• _Stored data_:
------------------------------

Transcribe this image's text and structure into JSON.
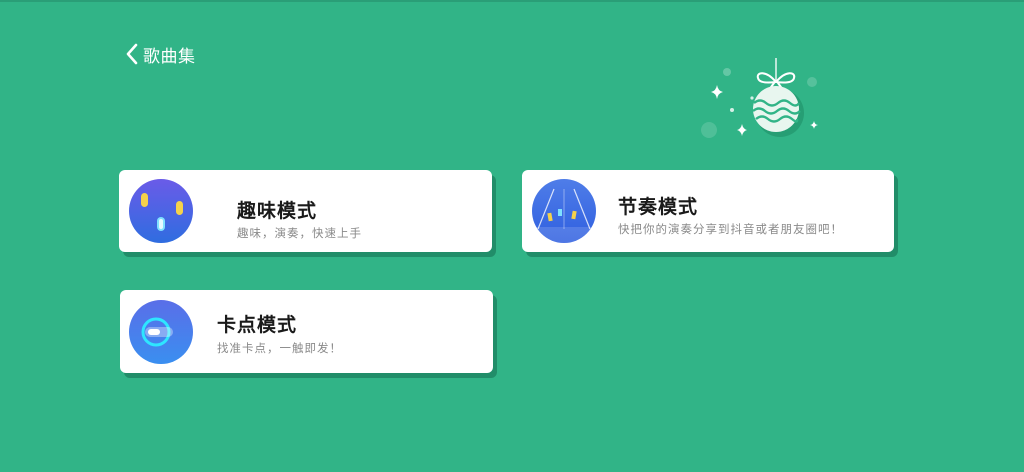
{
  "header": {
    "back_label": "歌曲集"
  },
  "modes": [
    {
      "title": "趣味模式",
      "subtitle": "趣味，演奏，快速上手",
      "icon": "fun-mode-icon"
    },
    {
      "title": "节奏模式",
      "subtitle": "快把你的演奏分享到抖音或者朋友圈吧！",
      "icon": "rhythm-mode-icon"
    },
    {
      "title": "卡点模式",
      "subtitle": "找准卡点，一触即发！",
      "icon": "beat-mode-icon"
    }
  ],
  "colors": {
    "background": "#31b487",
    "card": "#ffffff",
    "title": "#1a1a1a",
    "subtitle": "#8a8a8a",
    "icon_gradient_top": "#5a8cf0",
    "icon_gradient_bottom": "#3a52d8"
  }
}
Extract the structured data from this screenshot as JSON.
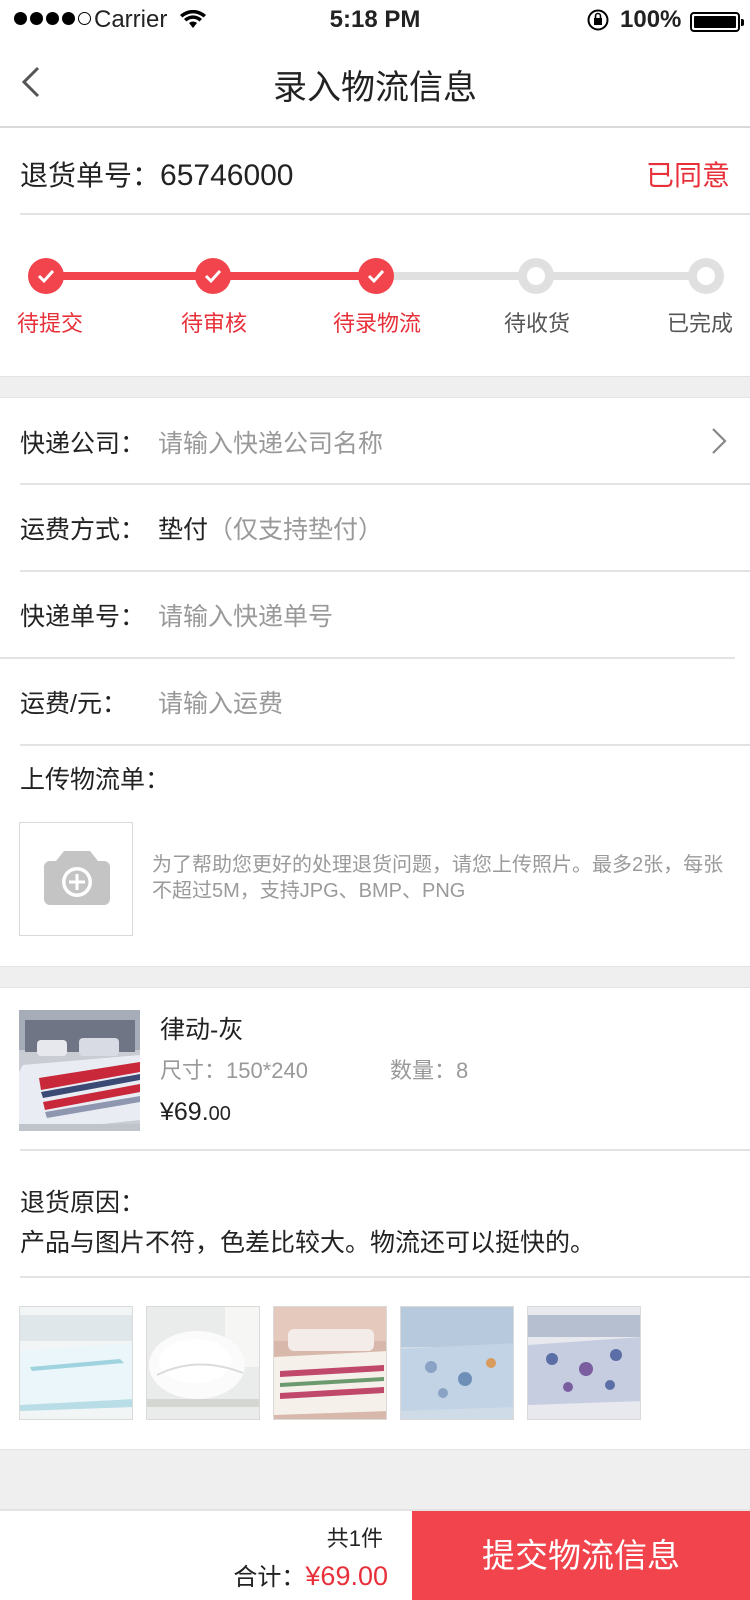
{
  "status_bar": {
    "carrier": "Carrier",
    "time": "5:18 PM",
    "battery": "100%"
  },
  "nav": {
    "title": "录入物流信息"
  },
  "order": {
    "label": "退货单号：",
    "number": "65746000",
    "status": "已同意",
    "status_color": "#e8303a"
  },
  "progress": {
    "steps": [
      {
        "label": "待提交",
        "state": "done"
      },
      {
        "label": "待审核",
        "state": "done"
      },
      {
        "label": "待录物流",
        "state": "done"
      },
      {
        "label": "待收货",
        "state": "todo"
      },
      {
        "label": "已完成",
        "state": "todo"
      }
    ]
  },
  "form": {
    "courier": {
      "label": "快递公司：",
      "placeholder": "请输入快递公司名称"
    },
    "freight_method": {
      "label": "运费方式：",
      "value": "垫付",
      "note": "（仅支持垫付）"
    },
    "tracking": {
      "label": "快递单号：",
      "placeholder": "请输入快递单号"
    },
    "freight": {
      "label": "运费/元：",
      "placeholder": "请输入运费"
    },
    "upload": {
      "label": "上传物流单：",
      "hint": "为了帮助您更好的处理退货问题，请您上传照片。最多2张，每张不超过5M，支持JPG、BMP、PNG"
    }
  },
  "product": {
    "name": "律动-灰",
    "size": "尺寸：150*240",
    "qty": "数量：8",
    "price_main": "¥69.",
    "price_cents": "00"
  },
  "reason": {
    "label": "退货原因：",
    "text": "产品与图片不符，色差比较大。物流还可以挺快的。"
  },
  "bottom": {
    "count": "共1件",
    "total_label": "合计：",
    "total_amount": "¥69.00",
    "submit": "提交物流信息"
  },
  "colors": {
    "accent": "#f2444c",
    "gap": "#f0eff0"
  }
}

------------------------------

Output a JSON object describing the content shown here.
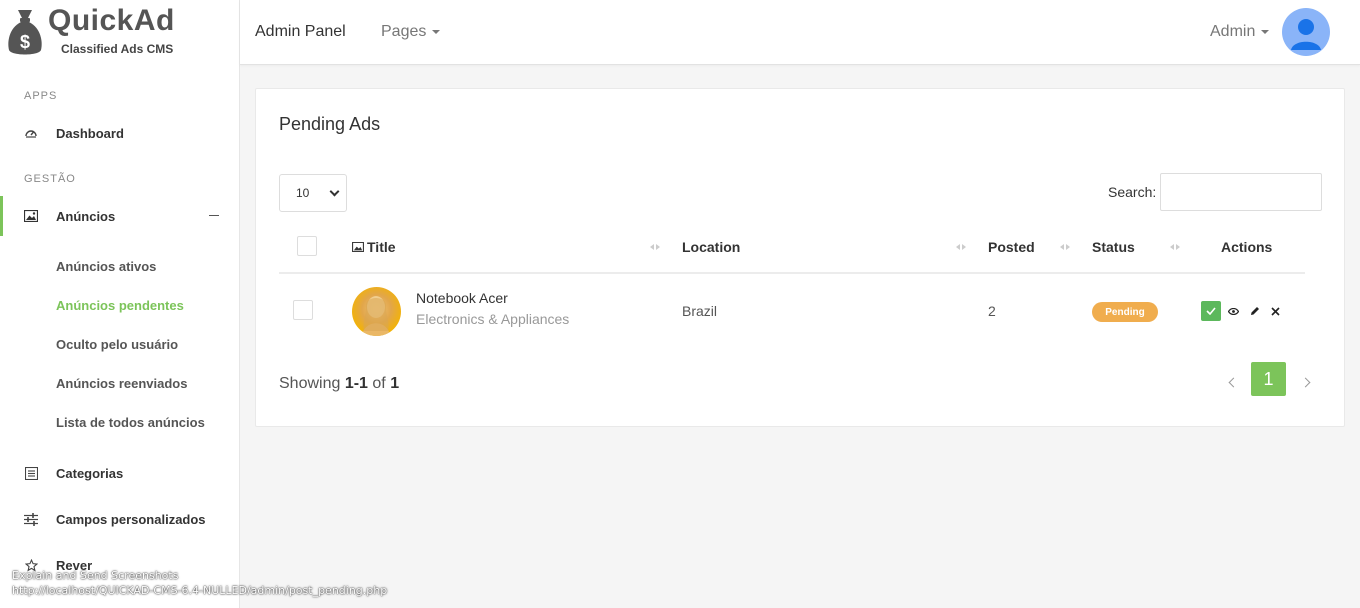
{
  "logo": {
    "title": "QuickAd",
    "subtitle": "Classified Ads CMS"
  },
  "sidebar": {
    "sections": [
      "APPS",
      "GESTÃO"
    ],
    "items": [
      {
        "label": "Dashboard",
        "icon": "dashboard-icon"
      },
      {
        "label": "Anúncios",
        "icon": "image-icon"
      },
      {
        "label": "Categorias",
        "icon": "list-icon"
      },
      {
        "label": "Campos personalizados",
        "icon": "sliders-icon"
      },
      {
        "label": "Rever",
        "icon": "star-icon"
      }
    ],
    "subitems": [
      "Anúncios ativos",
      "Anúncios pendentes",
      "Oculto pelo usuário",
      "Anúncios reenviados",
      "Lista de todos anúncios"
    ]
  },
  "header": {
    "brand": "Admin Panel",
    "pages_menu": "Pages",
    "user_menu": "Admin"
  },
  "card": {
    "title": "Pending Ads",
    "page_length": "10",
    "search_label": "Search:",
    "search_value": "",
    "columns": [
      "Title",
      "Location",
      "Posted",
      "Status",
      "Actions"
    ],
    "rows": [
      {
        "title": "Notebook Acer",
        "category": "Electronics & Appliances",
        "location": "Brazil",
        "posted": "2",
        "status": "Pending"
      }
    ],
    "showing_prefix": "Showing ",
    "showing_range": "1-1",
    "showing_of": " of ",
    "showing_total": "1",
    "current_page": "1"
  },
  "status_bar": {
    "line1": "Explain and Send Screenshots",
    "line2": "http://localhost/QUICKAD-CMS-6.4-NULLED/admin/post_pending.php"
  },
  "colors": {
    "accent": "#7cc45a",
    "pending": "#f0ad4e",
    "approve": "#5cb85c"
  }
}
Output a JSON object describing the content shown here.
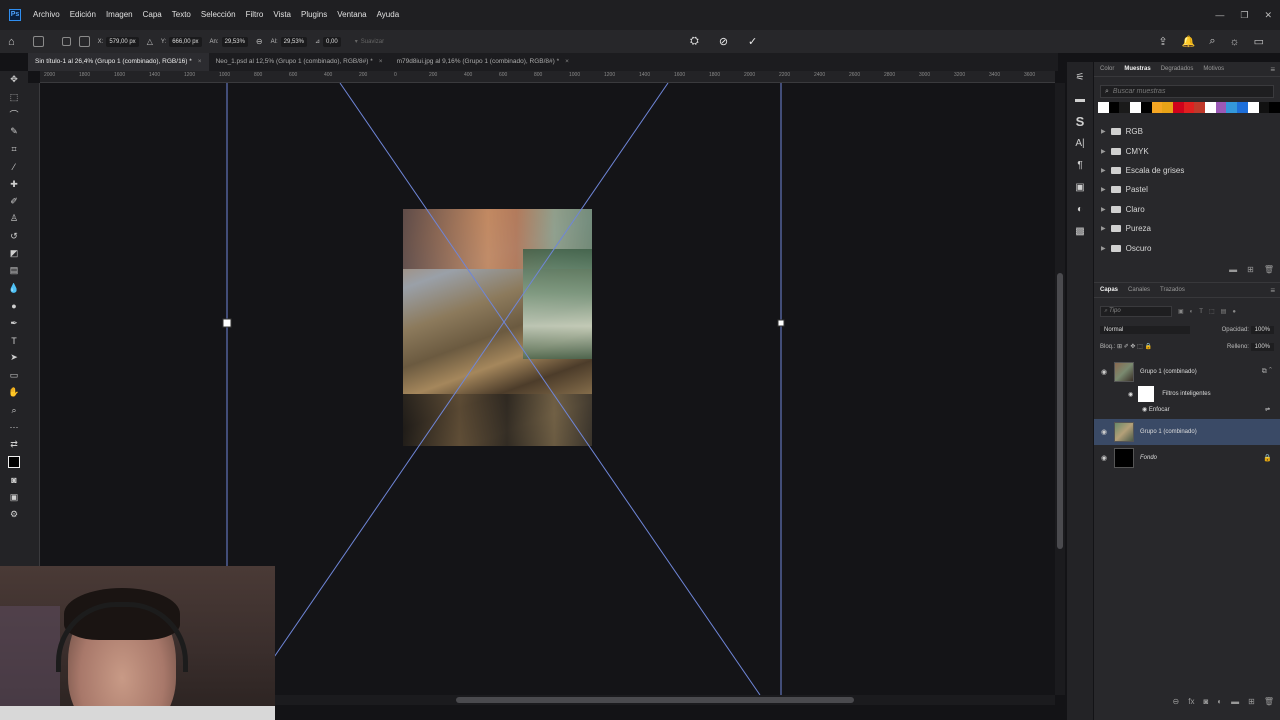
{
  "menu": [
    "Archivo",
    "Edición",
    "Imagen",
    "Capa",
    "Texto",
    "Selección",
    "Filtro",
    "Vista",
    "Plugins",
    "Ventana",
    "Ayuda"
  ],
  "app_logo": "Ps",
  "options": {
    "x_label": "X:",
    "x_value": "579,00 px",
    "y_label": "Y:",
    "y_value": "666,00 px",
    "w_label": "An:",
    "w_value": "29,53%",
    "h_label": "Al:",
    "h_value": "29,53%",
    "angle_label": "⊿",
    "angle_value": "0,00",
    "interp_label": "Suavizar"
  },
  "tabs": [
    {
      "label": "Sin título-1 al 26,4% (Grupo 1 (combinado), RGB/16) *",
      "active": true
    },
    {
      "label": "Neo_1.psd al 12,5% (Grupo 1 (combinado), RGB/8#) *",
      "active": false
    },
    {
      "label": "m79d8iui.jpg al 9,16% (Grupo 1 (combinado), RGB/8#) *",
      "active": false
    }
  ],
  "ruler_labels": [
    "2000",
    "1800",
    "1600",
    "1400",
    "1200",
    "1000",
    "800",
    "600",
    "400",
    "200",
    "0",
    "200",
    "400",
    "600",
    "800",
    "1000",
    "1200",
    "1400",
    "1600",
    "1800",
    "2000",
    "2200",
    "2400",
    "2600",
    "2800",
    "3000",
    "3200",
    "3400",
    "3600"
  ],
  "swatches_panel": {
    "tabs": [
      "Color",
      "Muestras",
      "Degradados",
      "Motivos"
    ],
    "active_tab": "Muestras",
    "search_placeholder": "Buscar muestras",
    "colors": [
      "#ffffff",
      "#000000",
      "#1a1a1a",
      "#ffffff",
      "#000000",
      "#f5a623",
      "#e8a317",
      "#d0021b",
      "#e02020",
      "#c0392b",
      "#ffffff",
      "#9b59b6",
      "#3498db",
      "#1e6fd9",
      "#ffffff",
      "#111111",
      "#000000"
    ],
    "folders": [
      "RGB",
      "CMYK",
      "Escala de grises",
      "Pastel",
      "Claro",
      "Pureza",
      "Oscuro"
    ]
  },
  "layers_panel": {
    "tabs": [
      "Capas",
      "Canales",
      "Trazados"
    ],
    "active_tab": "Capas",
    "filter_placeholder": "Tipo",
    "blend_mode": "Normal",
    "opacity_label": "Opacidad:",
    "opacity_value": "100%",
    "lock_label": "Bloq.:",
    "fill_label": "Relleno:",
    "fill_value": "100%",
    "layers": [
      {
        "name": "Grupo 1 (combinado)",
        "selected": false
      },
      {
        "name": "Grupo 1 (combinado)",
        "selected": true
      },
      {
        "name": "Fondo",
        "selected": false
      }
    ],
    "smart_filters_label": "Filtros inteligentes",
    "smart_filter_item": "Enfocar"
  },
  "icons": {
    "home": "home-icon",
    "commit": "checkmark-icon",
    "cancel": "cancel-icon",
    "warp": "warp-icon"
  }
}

------------------------------

• _What you are asked to do_: Reproduce each line holding the word "name".

• _Result of this exercise_:
    "name": "律动-灰",
        "name": "Grupo 1 (combinado)",
        "name": "Grupo 1 (combinado)",
        "name": "Fondo",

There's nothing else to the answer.